Aim
In the data from the line with "Detect and localize" to the line with "207, 208, 335]", switch each "ratio-point" to "ratio-dot". Reproduce only those lines and leave everything else in them unchanged.

Supplied material
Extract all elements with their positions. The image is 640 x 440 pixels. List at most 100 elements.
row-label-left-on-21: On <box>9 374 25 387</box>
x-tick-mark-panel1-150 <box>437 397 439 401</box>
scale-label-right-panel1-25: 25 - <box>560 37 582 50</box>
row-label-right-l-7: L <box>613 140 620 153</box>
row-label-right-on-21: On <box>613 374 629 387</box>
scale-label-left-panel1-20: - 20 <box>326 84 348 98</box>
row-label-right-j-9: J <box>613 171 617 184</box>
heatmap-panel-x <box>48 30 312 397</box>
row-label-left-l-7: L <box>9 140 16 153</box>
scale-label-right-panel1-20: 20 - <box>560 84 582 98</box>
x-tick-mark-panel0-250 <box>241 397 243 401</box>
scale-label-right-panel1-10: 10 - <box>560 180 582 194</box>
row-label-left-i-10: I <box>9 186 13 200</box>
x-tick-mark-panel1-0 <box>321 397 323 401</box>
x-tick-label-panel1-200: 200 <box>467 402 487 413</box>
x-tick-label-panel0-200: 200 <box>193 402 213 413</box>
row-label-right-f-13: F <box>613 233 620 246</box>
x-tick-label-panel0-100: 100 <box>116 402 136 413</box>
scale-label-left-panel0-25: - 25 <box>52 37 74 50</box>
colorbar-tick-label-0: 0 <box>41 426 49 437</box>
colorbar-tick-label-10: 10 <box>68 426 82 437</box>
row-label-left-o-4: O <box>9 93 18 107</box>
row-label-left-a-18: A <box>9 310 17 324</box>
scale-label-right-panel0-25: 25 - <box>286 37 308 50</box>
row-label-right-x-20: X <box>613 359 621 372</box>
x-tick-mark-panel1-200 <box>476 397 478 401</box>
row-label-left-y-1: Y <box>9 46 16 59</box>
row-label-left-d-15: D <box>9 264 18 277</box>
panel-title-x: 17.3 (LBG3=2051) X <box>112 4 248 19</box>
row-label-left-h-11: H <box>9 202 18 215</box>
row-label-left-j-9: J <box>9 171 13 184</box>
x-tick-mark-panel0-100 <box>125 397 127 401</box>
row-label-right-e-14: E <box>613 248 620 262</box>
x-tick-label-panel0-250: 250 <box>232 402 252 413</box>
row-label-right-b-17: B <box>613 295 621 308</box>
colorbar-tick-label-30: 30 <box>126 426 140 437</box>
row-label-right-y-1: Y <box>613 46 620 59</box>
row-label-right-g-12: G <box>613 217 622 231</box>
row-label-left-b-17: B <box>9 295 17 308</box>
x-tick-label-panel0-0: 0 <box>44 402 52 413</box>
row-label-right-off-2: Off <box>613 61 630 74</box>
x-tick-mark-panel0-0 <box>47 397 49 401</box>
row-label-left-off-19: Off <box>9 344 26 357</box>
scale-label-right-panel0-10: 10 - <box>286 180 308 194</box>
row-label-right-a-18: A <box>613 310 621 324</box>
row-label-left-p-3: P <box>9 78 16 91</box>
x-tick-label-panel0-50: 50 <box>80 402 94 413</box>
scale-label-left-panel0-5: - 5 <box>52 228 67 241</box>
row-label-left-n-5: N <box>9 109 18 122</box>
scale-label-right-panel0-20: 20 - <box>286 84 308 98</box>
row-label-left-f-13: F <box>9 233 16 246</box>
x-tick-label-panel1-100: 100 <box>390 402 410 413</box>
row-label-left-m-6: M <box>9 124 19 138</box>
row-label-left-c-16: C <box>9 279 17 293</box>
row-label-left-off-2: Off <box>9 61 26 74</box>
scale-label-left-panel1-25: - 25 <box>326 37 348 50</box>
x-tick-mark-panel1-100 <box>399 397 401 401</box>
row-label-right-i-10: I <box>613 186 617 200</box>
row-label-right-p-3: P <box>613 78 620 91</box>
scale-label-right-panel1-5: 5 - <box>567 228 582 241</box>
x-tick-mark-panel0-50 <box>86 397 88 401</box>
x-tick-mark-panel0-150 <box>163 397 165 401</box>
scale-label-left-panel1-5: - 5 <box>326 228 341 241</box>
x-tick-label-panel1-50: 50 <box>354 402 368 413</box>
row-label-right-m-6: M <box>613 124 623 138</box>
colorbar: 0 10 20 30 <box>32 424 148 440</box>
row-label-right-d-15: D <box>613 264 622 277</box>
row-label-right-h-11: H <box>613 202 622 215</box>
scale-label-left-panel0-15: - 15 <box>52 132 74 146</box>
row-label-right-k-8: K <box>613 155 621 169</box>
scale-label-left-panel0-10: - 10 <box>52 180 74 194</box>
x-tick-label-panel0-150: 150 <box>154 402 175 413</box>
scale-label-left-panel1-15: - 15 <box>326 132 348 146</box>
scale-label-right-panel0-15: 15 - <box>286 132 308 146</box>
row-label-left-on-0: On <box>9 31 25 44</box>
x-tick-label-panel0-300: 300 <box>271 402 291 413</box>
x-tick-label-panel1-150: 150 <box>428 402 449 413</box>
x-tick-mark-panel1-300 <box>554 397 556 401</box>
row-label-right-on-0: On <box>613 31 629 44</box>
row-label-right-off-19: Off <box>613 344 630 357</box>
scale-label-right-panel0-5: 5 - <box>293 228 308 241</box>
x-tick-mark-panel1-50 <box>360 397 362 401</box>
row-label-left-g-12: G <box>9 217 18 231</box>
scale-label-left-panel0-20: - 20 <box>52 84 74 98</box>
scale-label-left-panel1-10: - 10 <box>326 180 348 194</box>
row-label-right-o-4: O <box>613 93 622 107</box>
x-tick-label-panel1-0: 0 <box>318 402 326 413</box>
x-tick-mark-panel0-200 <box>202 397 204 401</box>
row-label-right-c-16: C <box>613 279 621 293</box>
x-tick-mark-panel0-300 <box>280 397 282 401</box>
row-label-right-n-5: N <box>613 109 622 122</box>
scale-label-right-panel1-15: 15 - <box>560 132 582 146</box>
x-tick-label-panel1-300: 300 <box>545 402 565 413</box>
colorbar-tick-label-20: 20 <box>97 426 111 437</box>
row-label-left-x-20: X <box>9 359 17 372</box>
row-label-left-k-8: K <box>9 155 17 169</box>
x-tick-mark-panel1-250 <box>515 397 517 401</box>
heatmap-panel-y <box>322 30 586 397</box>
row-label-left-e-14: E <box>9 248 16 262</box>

* * *

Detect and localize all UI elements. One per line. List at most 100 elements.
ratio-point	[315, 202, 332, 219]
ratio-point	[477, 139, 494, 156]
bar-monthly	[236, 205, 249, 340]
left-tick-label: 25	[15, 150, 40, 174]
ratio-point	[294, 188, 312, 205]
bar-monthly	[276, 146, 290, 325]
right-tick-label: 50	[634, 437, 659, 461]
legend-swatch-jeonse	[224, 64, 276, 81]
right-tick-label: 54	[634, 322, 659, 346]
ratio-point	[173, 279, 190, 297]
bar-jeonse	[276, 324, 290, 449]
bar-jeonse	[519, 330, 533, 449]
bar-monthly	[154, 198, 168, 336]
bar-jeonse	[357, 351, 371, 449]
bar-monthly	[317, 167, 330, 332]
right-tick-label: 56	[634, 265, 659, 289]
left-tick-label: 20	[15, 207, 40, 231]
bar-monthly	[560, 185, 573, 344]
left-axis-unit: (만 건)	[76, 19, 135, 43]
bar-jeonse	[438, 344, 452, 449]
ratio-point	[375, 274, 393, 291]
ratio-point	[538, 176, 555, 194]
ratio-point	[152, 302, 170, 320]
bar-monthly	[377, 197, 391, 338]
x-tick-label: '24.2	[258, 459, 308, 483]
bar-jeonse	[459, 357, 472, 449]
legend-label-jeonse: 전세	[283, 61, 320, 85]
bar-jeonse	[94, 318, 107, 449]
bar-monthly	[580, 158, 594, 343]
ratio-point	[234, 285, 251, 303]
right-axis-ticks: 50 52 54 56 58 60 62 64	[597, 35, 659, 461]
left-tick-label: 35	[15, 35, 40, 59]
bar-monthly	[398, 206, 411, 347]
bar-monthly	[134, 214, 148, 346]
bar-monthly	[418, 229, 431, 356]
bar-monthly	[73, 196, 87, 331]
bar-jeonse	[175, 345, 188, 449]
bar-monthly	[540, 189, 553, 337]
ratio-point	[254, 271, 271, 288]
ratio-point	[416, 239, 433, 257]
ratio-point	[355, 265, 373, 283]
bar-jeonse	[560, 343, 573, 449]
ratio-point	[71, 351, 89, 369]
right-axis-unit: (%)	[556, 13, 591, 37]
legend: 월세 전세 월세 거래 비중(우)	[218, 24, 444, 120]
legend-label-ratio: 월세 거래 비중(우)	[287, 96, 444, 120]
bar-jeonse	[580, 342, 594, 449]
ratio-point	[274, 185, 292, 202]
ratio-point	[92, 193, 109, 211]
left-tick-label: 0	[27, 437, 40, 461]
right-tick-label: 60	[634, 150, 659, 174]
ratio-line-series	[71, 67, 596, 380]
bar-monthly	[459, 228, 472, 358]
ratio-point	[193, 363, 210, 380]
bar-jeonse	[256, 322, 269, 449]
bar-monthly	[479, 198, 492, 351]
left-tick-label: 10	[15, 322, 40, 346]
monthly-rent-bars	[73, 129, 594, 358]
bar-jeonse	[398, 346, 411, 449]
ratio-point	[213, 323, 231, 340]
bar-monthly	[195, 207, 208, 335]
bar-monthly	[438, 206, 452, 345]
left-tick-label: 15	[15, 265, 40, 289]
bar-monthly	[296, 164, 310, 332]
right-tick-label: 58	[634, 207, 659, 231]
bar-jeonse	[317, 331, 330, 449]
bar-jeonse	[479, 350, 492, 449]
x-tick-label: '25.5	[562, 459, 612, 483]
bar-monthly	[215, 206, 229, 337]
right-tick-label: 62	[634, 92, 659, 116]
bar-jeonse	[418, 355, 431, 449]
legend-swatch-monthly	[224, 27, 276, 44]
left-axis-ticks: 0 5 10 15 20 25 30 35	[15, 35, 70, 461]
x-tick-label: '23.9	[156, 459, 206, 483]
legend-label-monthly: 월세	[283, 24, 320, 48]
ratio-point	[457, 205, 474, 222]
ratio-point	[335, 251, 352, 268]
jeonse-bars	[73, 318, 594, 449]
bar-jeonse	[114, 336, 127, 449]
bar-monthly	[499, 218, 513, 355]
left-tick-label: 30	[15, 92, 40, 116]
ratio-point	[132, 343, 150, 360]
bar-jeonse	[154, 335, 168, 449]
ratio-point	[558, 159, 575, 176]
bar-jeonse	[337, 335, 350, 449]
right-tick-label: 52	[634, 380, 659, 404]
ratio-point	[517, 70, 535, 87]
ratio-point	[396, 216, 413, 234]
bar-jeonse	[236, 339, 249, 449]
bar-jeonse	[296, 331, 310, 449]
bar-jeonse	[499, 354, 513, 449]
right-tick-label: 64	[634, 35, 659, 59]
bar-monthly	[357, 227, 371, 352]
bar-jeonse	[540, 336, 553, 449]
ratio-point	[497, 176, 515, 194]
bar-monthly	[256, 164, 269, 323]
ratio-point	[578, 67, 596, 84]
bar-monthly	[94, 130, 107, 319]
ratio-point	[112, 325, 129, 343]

Exercise solution
Detect and localize all UI elements. One per line. List at most 100 elements.
ratio-dot	[315, 202, 332, 219]
ratio-dot	[477, 139, 494, 156]
bar-monthly	[236, 205, 249, 340]
left-tick-label: 25	[15, 150, 40, 174]
ratio-dot	[294, 188, 312, 205]
bar-monthly	[276, 146, 290, 325]
right-tick-label: 50	[634, 437, 659, 461]
legend-swatch-jeonse	[224, 64, 276, 81]
right-tick-label: 54	[634, 322, 659, 346]
ratio-dot	[173, 279, 190, 297]
bar-jeonse	[276, 324, 290, 449]
bar-jeonse	[519, 330, 533, 449]
bar-monthly	[154, 198, 168, 336]
bar-jeonse	[357, 351, 371, 449]
bar-monthly	[317, 167, 330, 332]
right-tick-label: 56	[634, 265, 659, 289]
left-tick-label: 20	[15, 207, 40, 231]
bar-monthly	[560, 185, 573, 344]
left-axis-unit: (만 건)	[76, 19, 135, 43]
bar-jeonse	[438, 344, 452, 449]
ratio-dot	[375, 274, 393, 291]
ratio-dot	[538, 176, 555, 194]
ratio-dot	[152, 302, 170, 320]
bar-monthly	[377, 197, 391, 338]
x-tick-label: '24.2	[258, 459, 308, 483]
bar-jeonse	[459, 357, 472, 449]
legend-label-jeonse: 전세	[283, 61, 320, 85]
bar-jeonse	[94, 318, 107, 449]
bar-monthly	[580, 158, 594, 343]
ratio-dot	[234, 285, 251, 303]
right-axis-ticks: 50 52 54 56 58 60 62 64	[597, 35, 659, 461]
left-tick-label: 35	[15, 35, 40, 59]
bar-monthly	[398, 206, 411, 347]
bar-monthly	[134, 214, 148, 346]
bar-monthly	[418, 229, 431, 356]
bar-monthly	[73, 196, 87, 331]
bar-jeonse	[175, 345, 188, 449]
bar-monthly	[540, 189, 553, 337]
ratio-dot	[254, 271, 271, 288]
ratio-dot	[416, 239, 433, 257]
ratio-dot	[355, 265, 373, 283]
bar-jeonse	[560, 343, 573, 449]
ratio-dot	[71, 351, 89, 369]
right-axis-unit: (%)	[556, 13, 591, 37]
legend: 월세 전세 월세 거래 비중(우)	[218, 24, 444, 120]
legend-label-ratio: 월세 거래 비중(우)	[287, 96, 444, 120]
bar-jeonse	[580, 342, 594, 449]
ratio-dot	[274, 185, 292, 202]
ratio-dot	[92, 193, 109, 211]
left-tick-label: 0	[27, 437, 40, 461]
right-tick-label: 60	[634, 150, 659, 174]
ratio-line-series	[71, 67, 596, 380]
bar-monthly	[459, 228, 472, 358]
ratio-dot	[193, 363, 210, 380]
bar-jeonse	[256, 322, 269, 449]
bar-monthly	[479, 198, 492, 351]
left-tick-label: 10	[15, 322, 40, 346]
monthly-rent-bars	[73, 129, 594, 358]
bar-jeonse	[398, 346, 411, 449]
ratio-dot	[213, 323, 231, 340]
bar-monthly	[195, 207, 208, 335]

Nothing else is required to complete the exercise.